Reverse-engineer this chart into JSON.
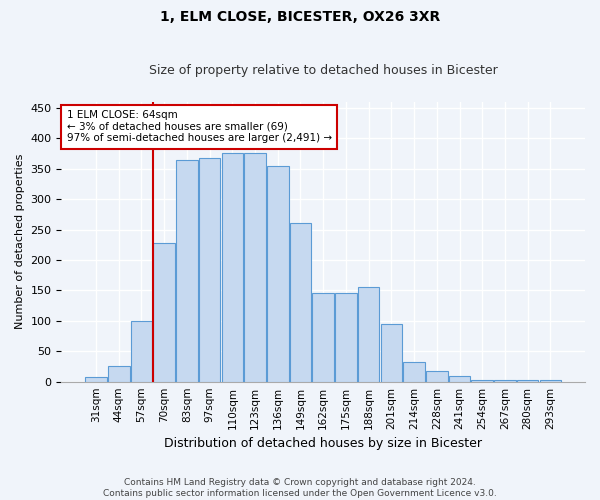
{
  "title_line1": "1, ELM CLOSE, BICESTER, OX26 3XR",
  "title_line2": "Size of property relative to detached houses in Bicester",
  "xlabel": "Distribution of detached houses by size in Bicester",
  "ylabel": "Number of detached properties",
  "footnote": "Contains HM Land Registry data © Crown copyright and database right 2024.\nContains public sector information licensed under the Open Government Licence v3.0.",
  "bar_labels": [
    "31sqm",
    "44sqm",
    "57sqm",
    "70sqm",
    "83sqm",
    "97sqm",
    "110sqm",
    "123sqm",
    "136sqm",
    "149sqm",
    "162sqm",
    "175sqm",
    "188sqm",
    "201sqm",
    "214sqm",
    "228sqm",
    "241sqm",
    "254sqm",
    "267sqm",
    "280sqm",
    "293sqm"
  ],
  "bar_heights": [
    8,
    25,
    100,
    228,
    365,
    368,
    375,
    375,
    355,
    260,
    145,
    145,
    155,
    95,
    32,
    18,
    9,
    3,
    3,
    2,
    2
  ],
  "bar_color": "#c6d9f0",
  "bar_edge_color": "#5b9bd5",
  "vline_x_index": 2,
  "vline_color": "#cc0000",
  "ylim_max": 460,
  "yticks": [
    0,
    50,
    100,
    150,
    200,
    250,
    300,
    350,
    400,
    450
  ],
  "annotation_text": "1 ELM CLOSE: 64sqm\n← 3% of detached houses are smaller (69)\n97% of semi-detached houses are larger (2,491) →",
  "annotation_box_color": "#cc0000",
  "background_color": "#f0f4fa",
  "plot_bg_color": "#f0f4fa",
  "grid_color": "#ffffff",
  "title1_fontsize": 10,
  "title2_fontsize": 9
}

The request :: Give all the entries again exactly, dropping each picture.

Expected answer ::
Reverse-engineer this chart into JSON.
{
  "title_line1": "1, ELM CLOSE, BICESTER, OX26 3XR",
  "title_line2": "Size of property relative to detached houses in Bicester",
  "xlabel": "Distribution of detached houses by size in Bicester",
  "ylabel": "Number of detached properties",
  "footnote": "Contains HM Land Registry data © Crown copyright and database right 2024.\nContains public sector information licensed under the Open Government Licence v3.0.",
  "bar_labels": [
    "31sqm",
    "44sqm",
    "57sqm",
    "70sqm",
    "83sqm",
    "97sqm",
    "110sqm",
    "123sqm",
    "136sqm",
    "149sqm",
    "162sqm",
    "175sqm",
    "188sqm",
    "201sqm",
    "214sqm",
    "228sqm",
    "241sqm",
    "254sqm",
    "267sqm",
    "280sqm",
    "293sqm"
  ],
  "bar_heights": [
    8,
    25,
    100,
    228,
    365,
    368,
    375,
    375,
    355,
    260,
    145,
    145,
    155,
    95,
    32,
    18,
    9,
    3,
    3,
    2,
    2
  ],
  "bar_color": "#c6d9f0",
  "bar_edge_color": "#5b9bd5",
  "vline_x_index": 2,
  "vline_color": "#cc0000",
  "ylim_max": 460,
  "yticks": [
    0,
    50,
    100,
    150,
    200,
    250,
    300,
    350,
    400,
    450
  ],
  "annotation_text": "1 ELM CLOSE: 64sqm\n← 3% of detached houses are smaller (69)\n97% of semi-detached houses are larger (2,491) →",
  "annotation_box_color": "#cc0000",
  "background_color": "#f0f4fa",
  "plot_bg_color": "#f0f4fa",
  "grid_color": "#ffffff",
  "title1_fontsize": 10,
  "title2_fontsize": 9
}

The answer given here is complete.